* [Directions]
With the line containing "Output the text content of this document." as the first line and the last line of the records as the final one, reproduce that range exactly.

────────────────

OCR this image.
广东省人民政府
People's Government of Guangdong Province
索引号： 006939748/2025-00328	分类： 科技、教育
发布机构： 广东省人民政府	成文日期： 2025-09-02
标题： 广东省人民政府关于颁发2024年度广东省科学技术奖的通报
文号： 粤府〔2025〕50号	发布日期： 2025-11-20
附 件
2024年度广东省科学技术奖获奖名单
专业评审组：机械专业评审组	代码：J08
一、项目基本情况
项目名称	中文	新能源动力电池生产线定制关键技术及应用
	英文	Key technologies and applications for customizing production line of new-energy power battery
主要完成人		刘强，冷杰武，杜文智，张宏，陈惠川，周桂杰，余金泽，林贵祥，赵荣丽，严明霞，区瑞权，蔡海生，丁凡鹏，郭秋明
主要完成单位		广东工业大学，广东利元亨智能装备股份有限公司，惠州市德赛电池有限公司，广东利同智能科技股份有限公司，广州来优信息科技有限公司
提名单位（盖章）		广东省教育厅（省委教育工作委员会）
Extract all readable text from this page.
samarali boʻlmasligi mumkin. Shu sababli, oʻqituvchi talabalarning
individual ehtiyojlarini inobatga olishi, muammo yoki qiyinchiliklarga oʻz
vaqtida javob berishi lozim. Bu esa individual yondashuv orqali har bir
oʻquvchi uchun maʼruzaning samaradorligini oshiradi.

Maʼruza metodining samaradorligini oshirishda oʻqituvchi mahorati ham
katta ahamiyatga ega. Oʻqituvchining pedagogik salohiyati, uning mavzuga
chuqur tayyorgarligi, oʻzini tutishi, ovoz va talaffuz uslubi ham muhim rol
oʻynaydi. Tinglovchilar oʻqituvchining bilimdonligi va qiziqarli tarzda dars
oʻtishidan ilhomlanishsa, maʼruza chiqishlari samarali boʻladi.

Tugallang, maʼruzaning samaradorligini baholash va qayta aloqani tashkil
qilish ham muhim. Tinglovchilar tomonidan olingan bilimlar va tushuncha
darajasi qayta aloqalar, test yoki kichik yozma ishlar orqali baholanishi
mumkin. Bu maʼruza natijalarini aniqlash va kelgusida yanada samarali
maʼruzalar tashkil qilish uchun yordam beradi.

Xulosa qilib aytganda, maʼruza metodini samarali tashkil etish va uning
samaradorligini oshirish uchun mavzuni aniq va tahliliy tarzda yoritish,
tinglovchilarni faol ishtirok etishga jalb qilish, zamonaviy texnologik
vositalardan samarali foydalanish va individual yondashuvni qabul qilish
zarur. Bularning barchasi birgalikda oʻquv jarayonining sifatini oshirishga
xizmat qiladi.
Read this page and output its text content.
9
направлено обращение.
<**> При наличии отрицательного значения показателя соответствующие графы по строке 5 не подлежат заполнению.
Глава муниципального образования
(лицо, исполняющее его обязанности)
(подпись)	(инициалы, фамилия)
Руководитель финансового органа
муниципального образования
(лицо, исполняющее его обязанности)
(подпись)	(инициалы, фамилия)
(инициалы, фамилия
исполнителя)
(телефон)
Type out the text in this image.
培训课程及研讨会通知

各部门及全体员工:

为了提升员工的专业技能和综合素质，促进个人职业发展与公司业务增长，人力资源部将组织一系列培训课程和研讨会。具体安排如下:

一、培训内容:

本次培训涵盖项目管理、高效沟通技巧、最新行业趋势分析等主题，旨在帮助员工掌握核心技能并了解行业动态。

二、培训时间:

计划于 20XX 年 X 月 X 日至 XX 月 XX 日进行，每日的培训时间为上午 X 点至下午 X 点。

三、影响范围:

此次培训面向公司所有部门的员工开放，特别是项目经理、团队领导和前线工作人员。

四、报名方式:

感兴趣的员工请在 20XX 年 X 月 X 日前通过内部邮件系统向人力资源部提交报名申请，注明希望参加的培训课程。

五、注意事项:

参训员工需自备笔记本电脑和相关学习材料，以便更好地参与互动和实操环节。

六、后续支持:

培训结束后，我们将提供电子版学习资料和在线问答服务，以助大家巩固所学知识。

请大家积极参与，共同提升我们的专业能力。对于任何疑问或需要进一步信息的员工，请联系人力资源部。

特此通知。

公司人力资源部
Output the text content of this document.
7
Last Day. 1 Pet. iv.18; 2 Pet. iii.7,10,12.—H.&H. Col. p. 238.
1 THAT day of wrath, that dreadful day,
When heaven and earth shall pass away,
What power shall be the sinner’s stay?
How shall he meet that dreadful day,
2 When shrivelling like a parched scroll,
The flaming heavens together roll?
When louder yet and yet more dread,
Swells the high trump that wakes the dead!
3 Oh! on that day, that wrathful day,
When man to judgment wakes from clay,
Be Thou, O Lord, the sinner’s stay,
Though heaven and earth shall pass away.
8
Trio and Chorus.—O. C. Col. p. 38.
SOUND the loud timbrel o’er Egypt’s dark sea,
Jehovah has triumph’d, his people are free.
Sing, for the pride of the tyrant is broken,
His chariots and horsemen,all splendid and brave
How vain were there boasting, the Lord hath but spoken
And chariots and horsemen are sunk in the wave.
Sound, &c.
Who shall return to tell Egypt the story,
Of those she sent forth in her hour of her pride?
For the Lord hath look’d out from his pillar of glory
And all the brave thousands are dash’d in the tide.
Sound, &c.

────────────────

* [Task response]
Output the text content of this document.
7
Last Day. 1 Pet. iv.18; 2 Pet. iii.7,10,12.—H.&H. Col. p. 238.
1 THAT day of wrath, that dreadful day,
When heaven and earth shall pass away,
What power shall be the sinner’s stay?
How shall he meet that dreadful day,
2 When shrivelling like a parched scroll,
The flaming heavens together roll?
When louder yet and yet more dread,
Swells the high trump that wakes the dead!
3 Oh! on that day, that wrathful day,
When man to judgment wakes from clay,
Be Thou, O Lord, the sinner’s stay,
Though heaven and earth shall pass away.
8
Trio and Chorus.—O. C. Col. p. 38.
SOUND the loud timbrel o’er Egypt’s dark sea,
Jehovah has triumph’d, his people are free.
Sing, for the pride of the tyrant is broken,
His chariots and horsemen,all splendid and brave
How vain were there boasting, the Lord hath but spoken
And chariots and horsemen are sunk in the wave.
Sound, &c.
Who shall return to tell Egypt the story,
Of those she sent forth in her hour of her pride?
For the Lord hath look’d out from his pillar of glory
And all the brave thousands are dash’d in the tide.
Sound, &c.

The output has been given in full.